→ **Problem to solve**
Can you reproduce the data beneath, keeping every line exact?

┌─ Records for processing

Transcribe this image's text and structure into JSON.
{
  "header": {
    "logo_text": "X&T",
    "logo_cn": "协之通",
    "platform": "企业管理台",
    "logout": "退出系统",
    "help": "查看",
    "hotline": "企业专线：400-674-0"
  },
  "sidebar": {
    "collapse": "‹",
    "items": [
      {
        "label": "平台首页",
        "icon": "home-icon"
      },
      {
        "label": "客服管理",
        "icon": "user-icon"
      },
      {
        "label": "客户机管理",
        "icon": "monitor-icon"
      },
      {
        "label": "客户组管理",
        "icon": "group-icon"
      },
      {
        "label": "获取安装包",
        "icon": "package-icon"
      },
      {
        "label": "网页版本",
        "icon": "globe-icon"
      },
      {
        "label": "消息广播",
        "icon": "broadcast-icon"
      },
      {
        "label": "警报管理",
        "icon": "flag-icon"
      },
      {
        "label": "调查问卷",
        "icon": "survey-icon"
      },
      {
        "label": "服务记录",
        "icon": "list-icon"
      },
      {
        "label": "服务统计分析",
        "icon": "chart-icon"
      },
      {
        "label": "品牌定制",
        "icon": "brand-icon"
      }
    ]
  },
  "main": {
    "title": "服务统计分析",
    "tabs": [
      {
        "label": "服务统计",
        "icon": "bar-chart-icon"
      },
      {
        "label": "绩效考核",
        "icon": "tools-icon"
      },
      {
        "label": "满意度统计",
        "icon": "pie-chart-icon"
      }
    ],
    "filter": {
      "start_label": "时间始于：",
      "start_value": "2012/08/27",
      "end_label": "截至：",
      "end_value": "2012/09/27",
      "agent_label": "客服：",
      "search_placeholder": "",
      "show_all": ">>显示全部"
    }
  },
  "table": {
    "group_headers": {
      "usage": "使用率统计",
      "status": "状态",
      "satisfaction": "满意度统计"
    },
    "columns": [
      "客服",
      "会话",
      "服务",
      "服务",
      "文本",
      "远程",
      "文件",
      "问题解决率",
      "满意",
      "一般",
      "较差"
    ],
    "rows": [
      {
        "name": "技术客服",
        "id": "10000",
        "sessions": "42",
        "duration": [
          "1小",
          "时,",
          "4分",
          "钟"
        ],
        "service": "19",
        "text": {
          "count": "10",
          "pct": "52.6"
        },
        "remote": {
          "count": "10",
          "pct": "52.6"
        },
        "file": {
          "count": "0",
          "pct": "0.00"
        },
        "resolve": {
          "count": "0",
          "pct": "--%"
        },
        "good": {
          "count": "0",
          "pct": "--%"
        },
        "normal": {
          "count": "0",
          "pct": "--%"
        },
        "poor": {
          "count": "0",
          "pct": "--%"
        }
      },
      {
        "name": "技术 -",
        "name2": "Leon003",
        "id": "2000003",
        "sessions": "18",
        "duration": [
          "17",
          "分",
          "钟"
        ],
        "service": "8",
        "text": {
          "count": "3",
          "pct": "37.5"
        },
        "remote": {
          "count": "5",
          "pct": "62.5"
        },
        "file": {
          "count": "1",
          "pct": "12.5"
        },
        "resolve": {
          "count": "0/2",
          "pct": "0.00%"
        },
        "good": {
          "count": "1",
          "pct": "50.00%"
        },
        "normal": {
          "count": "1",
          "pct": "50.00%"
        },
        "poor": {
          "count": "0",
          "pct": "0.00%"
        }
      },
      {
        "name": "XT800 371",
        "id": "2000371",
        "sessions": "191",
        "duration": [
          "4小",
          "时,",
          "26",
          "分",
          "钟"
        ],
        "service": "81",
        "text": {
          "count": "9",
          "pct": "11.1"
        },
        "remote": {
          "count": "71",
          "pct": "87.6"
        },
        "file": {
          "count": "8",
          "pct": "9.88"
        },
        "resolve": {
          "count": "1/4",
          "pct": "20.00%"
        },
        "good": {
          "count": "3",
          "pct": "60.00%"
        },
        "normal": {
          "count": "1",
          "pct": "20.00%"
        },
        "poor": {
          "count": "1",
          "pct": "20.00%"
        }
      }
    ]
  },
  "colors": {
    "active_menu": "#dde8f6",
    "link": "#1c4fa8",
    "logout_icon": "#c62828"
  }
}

└─

→ **Task answer**
Transcribe this image's text and structure into JSON.
{
  "header": {
    "logo_text": "X&T",
    "logo_cn": "协之通",
    "platform": "企业管理台",
    "logout": "退出系统",
    "help": "查看",
    "hotline": "企业专线：400-674-0"
  },
  "sidebar": {
    "collapse": "‹",
    "items": [
      {
        "label": "平台首页",
        "icon": "home-icon"
      },
      {
        "label": "客服管理",
        "icon": "user-icon"
      },
      {
        "label": "客户机管理",
        "icon": "monitor-icon"
      },
      {
        "label": "客户组管理",
        "icon": "group-icon"
      },
      {
        "label": "获取安装包",
        "icon": "package-icon"
      },
      {
        "label": "网页版本",
        "icon": "globe-icon"
      },
      {
        "label": "消息广播",
        "icon": "broadcast-icon"
      },
      {
        "label": "警报管理",
        "icon": "flag-icon"
      },
      {
        "label": "调查问卷",
        "icon": "survey-icon"
      },
      {
        "label": "服务记录",
        "icon": "list-icon"
      },
      {
        "label": "服务统计分析",
        "icon": "chart-icon"
      },
      {
        "label": "品牌定制",
        "icon": "brand-icon"
      }
    ]
  },
  "main": {
    "title": "服务统计分析",
    "tabs": [
      {
        "label": "服务统计",
        "icon": "bar-chart-icon"
      },
      {
        "label": "绩效考核",
        "icon": "tools-icon"
      },
      {
        "label": "满意度统计",
        "icon": "pie-chart-icon"
      }
    ],
    "filter": {
      "start_label": "时间始于：",
      "start_value": "2012/08/27",
      "end_label": "截至：",
      "end_value": "2012/09/27",
      "agent_label": "客服：",
      "search_placeholder": "",
      "show_all": ">>显示全部"
    }
  },
  "table": {
    "group_headers": {
      "usage": "使用率统计",
      "status": "状态",
      "satisfaction": "满意度统计"
    },
    "columns": [
      "客服",
      "会话",
      "服务",
      "服务",
      "文本",
      "远程",
      "文件",
      "问题解决率",
      "满意",
      "一般",
      "较差"
    ],
    "rows": [
      {
        "name": "技术客服",
        "id": "10000",
        "sessions": "42",
        "duration": [
          "1小",
          "时,",
          "4分",
          "钟"
        ],
        "service": "19",
        "text": {
          "count": "10",
          "pct": "52.6"
        },
        "remote": {
          "count": "10",
          "pct": "52.6"
        },
        "file": {
          "count": "0",
          "pct": "0.00"
        },
        "resolve": {
          "count": "0",
          "pct": "--%"
        },
        "good": {
          "count": "0",
          "pct": "--%"
        },
        "normal": {
          "count": "0",
          "pct": "--%"
        },
        "poor": {
          "count": "0",
          "pct": "--%"
        }
      },
      {
        "name": "技术 -",
        "name2": "Leon003",
        "id": "2000003",
        "sessions": "18",
        "duration": [
          "17",
          "分",
          "钟"
        ],
        "service": "8",
        "text": {
          "count": "3",
          "pct": "37.5"
        },
        "remote": {
          "count": "5",
          "pct": "62.5"
        },
        "file": {
          "count": "1",
          "pct": "12.5"
        },
        "resolve": {
          "count": "0/2",
          "pct": "0.00%"
        },
        "good": {
          "count": "1",
          "pct": "50.00%"
        },
        "normal": {
          "count": "1",
          "pct": "50.00%"
        },
        "poor": {
          "count": "0",
          "pct": "0.00%"
        }
      },
      {
        "name": "XT800 371",
        "id": "2000371",
        "sessions": "191",
        "duration": [
          "4小",
          "时,",
          "26",
          "分",
          "钟"
        ],
        "service": "81",
        "text": {
          "count": "9",
          "pct": "11.1"
        },
        "remote": {
          "count": "71",
          "pct": "87.6"
        },
        "file": {
          "count": "8",
          "pct": "9.88"
        },
        "resolve": {
          "count": "1/4",
          "pct": "20.00%"
        },
        "good": {
          "count": "3",
          "pct": "60.00%"
        },
        "normal": {
          "count": "1",
          "pct": "20.00%"
        },
        "poor": {
          "count": "1",
          "pct": "20.00%"
        }
      }
    ]
  },
  "colors": {
    "active_menu": "#dde8f6",
    "link": "#1c4fa8",
    "logout_icon": "#c62828"
  }
}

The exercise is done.